EXERCISE AIM =
Reproduce all of the material below line for line, keeping every character, space, and bracket unchanged.
begin
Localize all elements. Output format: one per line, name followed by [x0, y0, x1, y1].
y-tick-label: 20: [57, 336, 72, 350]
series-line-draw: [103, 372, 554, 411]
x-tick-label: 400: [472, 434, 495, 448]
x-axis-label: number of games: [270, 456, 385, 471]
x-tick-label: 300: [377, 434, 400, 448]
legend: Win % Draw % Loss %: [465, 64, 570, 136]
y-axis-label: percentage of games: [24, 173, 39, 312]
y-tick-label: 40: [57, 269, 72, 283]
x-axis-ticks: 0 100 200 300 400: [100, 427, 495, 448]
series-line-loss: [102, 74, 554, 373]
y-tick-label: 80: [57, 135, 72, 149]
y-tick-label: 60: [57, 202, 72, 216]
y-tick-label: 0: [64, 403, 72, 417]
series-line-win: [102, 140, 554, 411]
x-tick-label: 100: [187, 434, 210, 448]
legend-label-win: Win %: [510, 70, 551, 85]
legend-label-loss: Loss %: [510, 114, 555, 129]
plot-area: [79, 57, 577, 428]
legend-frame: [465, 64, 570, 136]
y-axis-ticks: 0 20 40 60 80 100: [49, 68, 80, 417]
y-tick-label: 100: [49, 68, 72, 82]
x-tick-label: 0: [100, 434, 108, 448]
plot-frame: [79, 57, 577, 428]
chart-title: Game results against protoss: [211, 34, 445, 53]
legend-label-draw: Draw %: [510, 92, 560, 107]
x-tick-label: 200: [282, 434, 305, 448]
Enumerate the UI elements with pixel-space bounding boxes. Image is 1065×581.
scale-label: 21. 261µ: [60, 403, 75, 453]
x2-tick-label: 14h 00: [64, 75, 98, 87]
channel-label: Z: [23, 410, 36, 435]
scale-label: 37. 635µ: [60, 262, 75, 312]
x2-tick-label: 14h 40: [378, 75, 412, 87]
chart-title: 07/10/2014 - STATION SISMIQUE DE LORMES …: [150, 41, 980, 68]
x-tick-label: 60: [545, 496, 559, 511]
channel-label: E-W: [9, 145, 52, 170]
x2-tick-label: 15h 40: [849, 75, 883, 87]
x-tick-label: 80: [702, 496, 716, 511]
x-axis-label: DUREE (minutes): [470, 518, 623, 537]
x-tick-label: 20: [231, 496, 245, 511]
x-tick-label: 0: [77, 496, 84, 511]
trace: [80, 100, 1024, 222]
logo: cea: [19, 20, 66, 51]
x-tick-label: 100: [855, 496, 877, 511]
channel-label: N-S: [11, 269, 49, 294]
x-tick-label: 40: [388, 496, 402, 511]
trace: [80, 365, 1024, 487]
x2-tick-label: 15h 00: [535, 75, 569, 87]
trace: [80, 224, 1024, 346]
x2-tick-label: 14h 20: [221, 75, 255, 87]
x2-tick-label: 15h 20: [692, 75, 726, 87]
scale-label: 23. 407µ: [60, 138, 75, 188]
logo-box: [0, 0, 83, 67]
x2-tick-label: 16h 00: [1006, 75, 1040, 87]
end
FINISHED ANSWER =
Localize all elements. Output format: one per line, name followed by [x0, y0, x1, y1].
y-tick-label: 20: [57, 336, 72, 350]
series-line-draw: [103, 372, 554, 411]
x-tick-label: 400: [472, 434, 495, 448]
x-axis-label: number of games: [270, 456, 385, 471]
x-tick-label: 300: [377, 434, 400, 448]
legend: Win % Draw % Loss %: [465, 64, 570, 136]
y-axis-label: percentage of games: [24, 173, 39, 312]
y-tick-label: 40: [57, 269, 72, 283]
x-axis-ticks: 0 100 200 300 400: [100, 427, 495, 448]
series-line-loss: [102, 74, 554, 373]
y-tick-label: 80: [57, 135, 72, 149]
y-tick-label: 60: [57, 202, 72, 216]
y-tick-label: 0: [64, 403, 72, 417]
series-line-win: [102, 140, 554, 411]
x-tick-label: 100: [187, 434, 210, 448]
legend-label-win: Win %: [510, 70, 551, 85]
legend-label-loss: Loss %: [510, 114, 555, 129]
plot-area: [79, 57, 577, 428]
legend-frame: [465, 64, 570, 136]
y-axis-ticks: 0 20 40 60 80 100: [49, 68, 80, 417]
y-tick-label: 100: [49, 68, 72, 82]
x-tick-label: 0: [100, 434, 108, 448]
plot-frame: [79, 57, 577, 428]
chart-title: Game results against protoss: [211, 34, 445, 53]
legend-label-draw: Draw %: [510, 92, 560, 107]
x-tick-label: 200: [282, 434, 305, 448]
Enumerate the UI elements with pixel-space bounding boxes. Image is 1065×581.
scale-label: 21. 261µ: [60, 403, 75, 453]
x2-tick-label: 14h 00: [64, 75, 98, 87]
channel-label: Z: [23, 410, 36, 435]
scale-label: 37. 635µ: [60, 262, 75, 312]
x2-tick-label: 14h 40: [378, 75, 412, 87]
chart-title: 07/10/2014 - STATION SISMIQUE DE LORMES …: [150, 41, 980, 68]
x-tick-label: 60: [545, 496, 559, 511]
channel-label: E-W: [9, 145, 52, 170]
x2-tick-label: 15h 40: [849, 75, 883, 87]
x-tick-label: 80: [702, 496, 716, 511]
x-axis-label: DUREE (minutes): [470, 518, 623, 537]
x-tick-label: 20: [231, 496, 245, 511]
x-tick-label: 0: [77, 496, 84, 511]
trace: [80, 100, 1024, 222]
logo: cea: [19, 20, 66, 51]
x-tick-label: 100: [855, 496, 877, 511]
channel-label: N-S: [11, 269, 49, 294]
x-tick-label: 40: [388, 496, 402, 511]
trace: [80, 365, 1024, 487]
x2-tick-label: 15h 00: [535, 75, 569, 87]
trace: [80, 224, 1024, 346]
x2-tick-label: 14h 20: [221, 75, 255, 87]
x2-tick-label: 15h 20: [692, 75, 726, 87]
scale-label: 23. 407µ: [60, 138, 75, 188]
logo-box: [0, 0, 83, 67]
x2-tick-label: 16h 00: [1006, 75, 1040, 87]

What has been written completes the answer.